▶ _Work instructions_
Assemble all lines in which the string "Фермерство" appears.

▶ _Records to use_
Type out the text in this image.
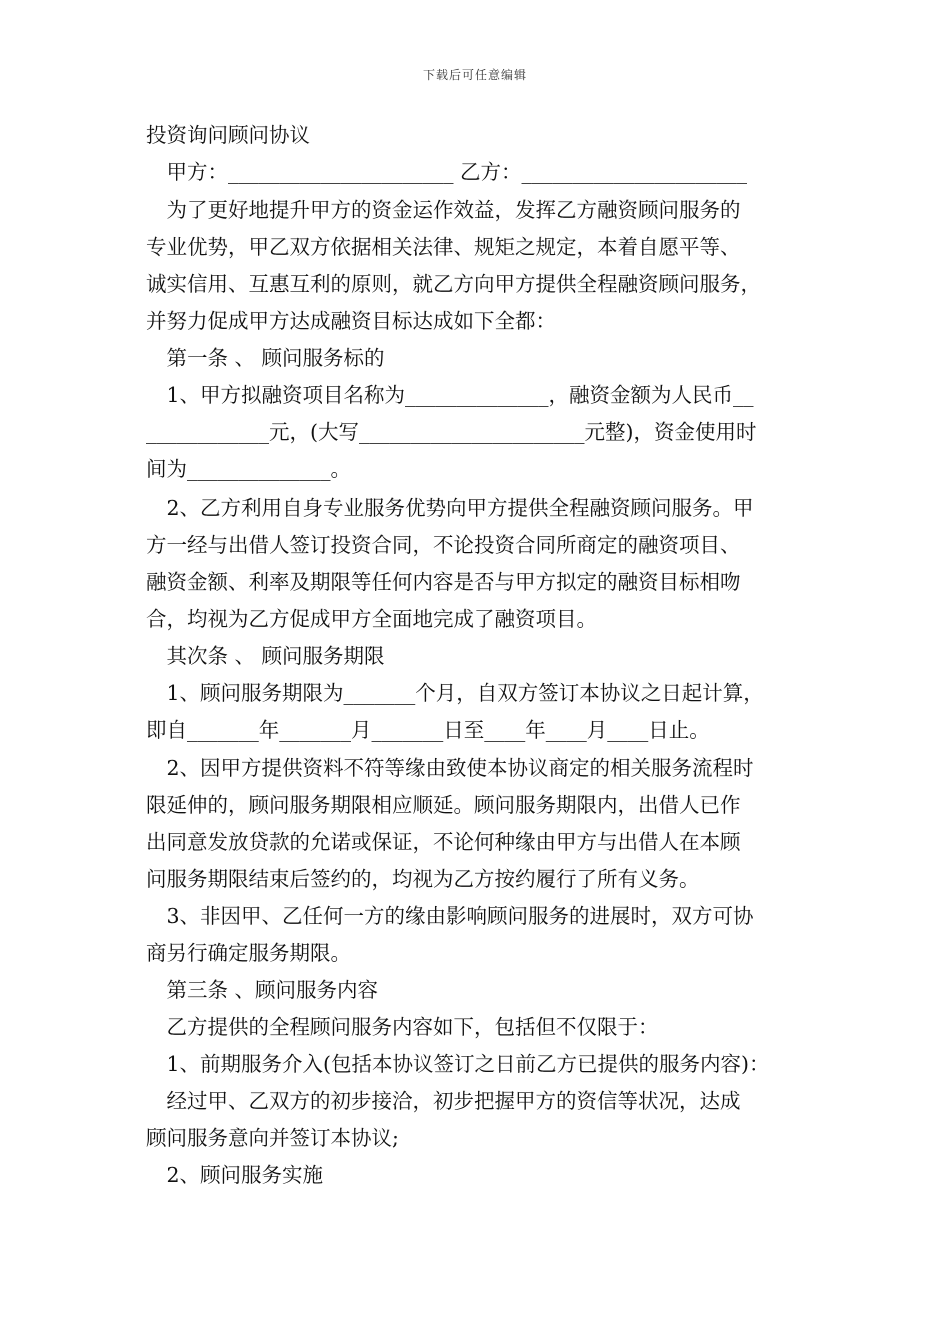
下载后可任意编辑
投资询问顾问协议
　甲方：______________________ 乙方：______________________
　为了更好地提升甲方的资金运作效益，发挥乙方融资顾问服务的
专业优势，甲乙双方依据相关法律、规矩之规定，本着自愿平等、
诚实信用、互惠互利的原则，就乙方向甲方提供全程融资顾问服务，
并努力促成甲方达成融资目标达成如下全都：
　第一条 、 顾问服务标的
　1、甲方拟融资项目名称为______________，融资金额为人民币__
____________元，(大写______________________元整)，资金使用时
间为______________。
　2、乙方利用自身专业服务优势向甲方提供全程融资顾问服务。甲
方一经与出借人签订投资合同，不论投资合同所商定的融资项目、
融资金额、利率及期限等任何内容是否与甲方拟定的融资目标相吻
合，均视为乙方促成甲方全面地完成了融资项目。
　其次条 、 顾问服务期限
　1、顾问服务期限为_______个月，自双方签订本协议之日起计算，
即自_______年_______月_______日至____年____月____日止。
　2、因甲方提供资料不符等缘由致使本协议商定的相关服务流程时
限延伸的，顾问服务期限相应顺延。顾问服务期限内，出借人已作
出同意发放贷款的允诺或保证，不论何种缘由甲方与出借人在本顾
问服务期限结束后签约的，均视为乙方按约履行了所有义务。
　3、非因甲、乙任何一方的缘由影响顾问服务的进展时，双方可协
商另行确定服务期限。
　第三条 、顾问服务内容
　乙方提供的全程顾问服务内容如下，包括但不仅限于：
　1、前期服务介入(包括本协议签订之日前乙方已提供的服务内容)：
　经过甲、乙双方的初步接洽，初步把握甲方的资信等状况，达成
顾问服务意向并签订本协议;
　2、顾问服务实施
--
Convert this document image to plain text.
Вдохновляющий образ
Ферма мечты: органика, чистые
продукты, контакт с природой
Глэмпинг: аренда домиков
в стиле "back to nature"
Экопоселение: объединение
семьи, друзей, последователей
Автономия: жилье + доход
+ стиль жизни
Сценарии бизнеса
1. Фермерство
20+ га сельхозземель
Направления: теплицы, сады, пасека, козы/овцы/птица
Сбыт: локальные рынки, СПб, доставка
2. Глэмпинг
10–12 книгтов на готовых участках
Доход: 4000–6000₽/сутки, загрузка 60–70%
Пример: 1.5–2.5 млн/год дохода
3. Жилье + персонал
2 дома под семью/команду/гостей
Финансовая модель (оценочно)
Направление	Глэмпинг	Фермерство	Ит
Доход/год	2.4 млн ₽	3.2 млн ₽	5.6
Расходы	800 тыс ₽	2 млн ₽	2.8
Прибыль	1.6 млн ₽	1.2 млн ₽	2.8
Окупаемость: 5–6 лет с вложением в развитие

▶ _Exercise result_
1. Фермерство
Направление	Глэмпинг	Фермерство	Ит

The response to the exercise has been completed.